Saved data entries
☆ ☆ ☆ ☆ ☆ ☆ ☆

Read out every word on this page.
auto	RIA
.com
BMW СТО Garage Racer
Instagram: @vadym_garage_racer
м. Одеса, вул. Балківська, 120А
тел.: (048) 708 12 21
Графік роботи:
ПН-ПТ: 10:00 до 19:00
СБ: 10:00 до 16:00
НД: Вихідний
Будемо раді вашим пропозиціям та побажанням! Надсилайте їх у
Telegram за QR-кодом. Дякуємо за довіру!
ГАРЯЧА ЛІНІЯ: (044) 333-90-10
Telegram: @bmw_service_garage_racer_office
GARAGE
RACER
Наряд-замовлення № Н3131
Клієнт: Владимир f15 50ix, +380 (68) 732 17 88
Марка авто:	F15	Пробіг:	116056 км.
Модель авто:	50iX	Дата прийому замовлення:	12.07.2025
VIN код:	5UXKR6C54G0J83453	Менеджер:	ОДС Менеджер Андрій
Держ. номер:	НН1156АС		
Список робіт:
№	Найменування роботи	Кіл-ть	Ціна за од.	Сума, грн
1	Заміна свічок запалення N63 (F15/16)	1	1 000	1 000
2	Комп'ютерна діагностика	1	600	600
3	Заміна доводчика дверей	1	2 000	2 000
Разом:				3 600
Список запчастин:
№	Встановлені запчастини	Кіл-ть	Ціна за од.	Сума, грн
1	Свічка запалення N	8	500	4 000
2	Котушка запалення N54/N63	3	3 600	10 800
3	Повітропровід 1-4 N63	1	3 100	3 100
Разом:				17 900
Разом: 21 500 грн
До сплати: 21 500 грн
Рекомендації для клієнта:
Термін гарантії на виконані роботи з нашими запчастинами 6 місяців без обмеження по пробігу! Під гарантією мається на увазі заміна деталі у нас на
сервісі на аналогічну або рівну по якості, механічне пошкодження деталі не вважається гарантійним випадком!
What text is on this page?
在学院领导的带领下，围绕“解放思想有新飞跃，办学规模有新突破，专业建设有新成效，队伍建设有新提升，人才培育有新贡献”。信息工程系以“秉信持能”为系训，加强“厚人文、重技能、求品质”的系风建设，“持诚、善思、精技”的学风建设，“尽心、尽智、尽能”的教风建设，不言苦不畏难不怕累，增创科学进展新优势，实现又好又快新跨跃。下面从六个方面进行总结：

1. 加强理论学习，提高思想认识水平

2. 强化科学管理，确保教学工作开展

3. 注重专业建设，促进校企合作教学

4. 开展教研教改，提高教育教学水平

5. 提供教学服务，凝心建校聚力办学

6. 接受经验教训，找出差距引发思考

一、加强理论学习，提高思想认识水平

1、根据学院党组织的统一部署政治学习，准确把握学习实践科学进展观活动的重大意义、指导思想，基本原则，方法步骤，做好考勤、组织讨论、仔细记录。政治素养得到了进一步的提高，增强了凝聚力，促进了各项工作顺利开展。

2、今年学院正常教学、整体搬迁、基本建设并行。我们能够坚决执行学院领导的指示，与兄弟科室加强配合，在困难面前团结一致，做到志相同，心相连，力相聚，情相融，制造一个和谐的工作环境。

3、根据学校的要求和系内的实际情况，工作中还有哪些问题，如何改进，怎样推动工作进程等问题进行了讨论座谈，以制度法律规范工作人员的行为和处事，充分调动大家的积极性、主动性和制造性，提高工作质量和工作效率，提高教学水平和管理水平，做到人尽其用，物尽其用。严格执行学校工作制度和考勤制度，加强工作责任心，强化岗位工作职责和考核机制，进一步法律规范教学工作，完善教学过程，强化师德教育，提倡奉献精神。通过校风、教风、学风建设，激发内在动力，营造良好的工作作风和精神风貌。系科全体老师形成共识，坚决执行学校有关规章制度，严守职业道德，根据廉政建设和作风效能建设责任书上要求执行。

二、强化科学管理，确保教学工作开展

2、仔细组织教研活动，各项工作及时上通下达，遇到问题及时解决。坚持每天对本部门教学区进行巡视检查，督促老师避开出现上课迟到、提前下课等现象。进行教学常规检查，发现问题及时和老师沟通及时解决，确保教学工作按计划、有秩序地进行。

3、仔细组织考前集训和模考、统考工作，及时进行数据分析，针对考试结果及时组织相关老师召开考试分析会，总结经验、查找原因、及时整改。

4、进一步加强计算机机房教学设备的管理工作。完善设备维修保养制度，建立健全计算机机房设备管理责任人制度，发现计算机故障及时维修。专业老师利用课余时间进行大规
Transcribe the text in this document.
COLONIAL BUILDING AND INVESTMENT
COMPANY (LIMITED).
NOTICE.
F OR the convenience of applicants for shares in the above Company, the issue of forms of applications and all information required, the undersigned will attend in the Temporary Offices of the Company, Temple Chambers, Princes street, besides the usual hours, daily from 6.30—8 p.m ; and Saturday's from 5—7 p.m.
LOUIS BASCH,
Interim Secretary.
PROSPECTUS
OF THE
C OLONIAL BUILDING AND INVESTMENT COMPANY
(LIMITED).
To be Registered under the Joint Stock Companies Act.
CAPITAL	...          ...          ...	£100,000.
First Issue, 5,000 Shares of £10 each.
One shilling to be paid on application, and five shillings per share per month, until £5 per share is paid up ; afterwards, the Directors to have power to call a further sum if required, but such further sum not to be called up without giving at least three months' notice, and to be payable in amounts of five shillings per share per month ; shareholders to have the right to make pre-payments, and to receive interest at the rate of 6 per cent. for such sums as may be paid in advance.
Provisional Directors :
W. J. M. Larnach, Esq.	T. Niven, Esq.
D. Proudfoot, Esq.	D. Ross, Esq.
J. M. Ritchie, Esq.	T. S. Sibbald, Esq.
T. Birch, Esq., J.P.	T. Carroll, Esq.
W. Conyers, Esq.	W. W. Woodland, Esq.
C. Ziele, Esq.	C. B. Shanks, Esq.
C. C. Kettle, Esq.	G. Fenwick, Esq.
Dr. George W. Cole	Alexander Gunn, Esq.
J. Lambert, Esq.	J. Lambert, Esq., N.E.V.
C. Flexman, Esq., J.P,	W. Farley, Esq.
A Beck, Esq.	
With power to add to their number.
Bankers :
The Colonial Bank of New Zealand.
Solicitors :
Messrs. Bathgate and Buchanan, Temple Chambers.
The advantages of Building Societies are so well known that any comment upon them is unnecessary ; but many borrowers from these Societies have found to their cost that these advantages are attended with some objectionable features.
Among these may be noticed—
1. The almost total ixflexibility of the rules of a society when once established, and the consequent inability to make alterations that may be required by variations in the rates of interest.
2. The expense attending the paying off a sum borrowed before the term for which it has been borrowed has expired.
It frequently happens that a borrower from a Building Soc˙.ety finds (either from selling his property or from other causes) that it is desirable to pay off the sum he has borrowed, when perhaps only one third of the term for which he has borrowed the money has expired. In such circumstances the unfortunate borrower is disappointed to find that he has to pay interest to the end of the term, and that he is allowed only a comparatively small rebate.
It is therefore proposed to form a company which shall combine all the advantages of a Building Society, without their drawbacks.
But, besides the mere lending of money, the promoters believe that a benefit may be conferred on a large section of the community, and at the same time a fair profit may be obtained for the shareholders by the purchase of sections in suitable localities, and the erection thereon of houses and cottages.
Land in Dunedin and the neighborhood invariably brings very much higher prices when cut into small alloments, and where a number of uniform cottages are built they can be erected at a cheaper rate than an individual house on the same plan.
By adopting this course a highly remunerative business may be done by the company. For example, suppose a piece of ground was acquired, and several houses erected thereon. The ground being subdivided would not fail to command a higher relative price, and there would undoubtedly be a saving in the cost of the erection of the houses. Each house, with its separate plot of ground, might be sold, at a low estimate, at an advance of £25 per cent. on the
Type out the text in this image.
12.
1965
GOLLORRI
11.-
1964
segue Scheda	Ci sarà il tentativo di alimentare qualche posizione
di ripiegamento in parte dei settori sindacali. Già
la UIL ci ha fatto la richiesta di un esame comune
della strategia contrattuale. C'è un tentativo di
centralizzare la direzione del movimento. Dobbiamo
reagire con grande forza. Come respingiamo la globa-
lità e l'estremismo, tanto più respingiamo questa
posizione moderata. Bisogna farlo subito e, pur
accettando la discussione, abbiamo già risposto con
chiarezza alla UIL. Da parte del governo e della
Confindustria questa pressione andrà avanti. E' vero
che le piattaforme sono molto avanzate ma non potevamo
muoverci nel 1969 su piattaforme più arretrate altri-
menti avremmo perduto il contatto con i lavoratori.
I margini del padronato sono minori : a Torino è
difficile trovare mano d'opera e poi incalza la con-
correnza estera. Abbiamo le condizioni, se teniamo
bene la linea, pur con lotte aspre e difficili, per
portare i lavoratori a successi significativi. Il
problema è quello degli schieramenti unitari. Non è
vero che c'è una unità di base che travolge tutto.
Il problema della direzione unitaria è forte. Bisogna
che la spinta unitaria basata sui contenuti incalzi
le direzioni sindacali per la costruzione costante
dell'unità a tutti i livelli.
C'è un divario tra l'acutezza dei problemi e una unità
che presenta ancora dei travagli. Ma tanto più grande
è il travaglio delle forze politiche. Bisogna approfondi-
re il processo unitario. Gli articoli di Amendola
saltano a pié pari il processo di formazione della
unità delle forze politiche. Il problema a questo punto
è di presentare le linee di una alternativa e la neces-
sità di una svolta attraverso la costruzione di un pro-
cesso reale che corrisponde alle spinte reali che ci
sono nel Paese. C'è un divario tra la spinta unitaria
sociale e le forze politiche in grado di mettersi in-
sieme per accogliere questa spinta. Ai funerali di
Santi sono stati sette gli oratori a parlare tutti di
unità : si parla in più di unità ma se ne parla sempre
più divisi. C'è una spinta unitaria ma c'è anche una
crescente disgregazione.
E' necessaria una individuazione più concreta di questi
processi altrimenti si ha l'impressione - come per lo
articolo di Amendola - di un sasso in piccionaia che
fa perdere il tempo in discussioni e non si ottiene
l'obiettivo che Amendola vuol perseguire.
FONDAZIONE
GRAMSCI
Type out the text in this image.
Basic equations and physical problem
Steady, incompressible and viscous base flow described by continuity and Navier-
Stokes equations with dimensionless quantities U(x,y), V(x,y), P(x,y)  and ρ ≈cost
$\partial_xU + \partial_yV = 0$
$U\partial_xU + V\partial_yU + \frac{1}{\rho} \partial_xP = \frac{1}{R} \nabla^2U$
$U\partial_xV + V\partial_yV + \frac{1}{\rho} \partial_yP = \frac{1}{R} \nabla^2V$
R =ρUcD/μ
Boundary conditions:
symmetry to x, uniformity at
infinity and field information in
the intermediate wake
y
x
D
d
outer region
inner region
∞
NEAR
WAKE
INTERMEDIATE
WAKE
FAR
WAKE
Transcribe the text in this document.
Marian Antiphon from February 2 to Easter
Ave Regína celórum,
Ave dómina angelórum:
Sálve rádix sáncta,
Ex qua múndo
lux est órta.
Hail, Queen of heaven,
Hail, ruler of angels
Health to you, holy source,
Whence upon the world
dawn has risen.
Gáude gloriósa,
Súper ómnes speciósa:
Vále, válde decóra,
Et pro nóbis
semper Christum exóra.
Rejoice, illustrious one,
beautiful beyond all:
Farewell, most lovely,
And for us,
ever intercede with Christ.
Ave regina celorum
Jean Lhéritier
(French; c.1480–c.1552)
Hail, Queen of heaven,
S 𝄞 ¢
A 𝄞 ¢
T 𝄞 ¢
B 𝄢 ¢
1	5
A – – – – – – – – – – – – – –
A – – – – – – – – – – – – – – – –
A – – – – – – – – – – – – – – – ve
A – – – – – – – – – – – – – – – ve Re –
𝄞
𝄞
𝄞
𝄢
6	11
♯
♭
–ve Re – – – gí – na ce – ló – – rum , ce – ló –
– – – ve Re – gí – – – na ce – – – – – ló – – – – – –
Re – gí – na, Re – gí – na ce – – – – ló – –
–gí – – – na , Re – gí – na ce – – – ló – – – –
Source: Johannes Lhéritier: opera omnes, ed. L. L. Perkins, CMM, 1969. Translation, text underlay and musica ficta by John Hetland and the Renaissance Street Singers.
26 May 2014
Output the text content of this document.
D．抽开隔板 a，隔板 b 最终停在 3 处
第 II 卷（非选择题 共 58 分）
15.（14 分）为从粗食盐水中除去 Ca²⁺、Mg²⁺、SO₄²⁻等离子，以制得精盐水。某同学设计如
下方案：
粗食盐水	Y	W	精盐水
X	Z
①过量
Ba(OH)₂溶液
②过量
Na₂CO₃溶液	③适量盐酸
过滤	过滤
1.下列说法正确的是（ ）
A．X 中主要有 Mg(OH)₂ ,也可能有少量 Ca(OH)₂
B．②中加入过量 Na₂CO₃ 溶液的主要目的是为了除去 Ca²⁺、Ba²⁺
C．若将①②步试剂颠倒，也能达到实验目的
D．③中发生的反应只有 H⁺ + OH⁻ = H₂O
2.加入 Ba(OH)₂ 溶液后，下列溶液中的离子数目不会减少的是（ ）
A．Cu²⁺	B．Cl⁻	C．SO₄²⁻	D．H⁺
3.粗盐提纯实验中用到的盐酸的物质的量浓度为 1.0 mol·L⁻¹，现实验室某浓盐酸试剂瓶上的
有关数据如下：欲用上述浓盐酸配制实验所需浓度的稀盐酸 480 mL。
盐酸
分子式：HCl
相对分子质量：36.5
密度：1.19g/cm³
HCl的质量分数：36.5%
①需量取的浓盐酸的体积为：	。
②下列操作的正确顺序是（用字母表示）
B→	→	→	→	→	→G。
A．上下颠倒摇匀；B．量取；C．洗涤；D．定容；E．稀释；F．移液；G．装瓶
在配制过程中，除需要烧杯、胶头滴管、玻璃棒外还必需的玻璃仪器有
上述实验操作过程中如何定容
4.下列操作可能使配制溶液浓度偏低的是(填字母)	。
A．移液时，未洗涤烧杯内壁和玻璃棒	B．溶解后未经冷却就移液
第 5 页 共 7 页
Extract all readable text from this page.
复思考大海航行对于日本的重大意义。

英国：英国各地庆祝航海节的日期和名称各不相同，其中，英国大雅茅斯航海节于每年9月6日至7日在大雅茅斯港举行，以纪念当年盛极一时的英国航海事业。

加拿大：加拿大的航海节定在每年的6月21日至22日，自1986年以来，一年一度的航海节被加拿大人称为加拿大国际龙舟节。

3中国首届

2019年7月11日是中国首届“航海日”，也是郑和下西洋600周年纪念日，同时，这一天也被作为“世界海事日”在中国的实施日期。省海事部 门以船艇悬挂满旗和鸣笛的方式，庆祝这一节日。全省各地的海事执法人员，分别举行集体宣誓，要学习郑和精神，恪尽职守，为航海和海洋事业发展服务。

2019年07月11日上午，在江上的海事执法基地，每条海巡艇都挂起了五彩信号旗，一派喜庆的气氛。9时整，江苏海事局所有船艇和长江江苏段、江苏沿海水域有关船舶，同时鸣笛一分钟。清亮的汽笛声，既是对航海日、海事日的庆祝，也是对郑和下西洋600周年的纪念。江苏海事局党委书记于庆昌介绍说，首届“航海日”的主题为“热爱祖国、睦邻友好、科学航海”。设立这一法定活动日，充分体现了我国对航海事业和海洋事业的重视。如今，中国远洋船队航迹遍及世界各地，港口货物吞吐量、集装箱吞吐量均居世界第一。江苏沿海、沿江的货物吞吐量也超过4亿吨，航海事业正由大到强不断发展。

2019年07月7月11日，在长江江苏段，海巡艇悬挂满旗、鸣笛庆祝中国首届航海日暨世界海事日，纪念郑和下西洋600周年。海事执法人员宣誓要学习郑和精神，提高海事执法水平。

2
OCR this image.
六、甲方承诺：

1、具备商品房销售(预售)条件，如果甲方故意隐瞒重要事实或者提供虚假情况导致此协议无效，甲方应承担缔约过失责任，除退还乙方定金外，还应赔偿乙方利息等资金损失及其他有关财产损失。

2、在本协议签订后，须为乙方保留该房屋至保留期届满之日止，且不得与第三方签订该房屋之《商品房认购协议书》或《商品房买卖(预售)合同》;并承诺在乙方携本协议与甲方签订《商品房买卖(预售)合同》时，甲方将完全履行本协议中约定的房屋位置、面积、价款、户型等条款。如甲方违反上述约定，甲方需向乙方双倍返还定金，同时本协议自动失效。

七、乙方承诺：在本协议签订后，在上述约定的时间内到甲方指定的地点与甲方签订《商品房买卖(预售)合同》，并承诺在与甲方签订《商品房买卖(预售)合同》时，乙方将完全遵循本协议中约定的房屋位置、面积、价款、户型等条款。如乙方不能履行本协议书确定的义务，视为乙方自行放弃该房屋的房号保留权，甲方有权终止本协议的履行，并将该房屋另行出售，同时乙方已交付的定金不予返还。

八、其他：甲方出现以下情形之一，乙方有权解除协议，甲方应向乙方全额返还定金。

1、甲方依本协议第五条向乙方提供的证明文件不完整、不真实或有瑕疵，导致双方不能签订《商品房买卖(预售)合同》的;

☆ ☆ ☆ ☆ ☆ ☆ ☆

### REQUIRED TASK
Return every line from the records above that holds the word "politiche".

### SOLUTION TO THE PROBLEM
è il travaglio delle forze politiche. Bisogna approfondi-
unità delle forze politiche. Il problema a questo punto
sociale e le forze politiche in grado di mettersi in-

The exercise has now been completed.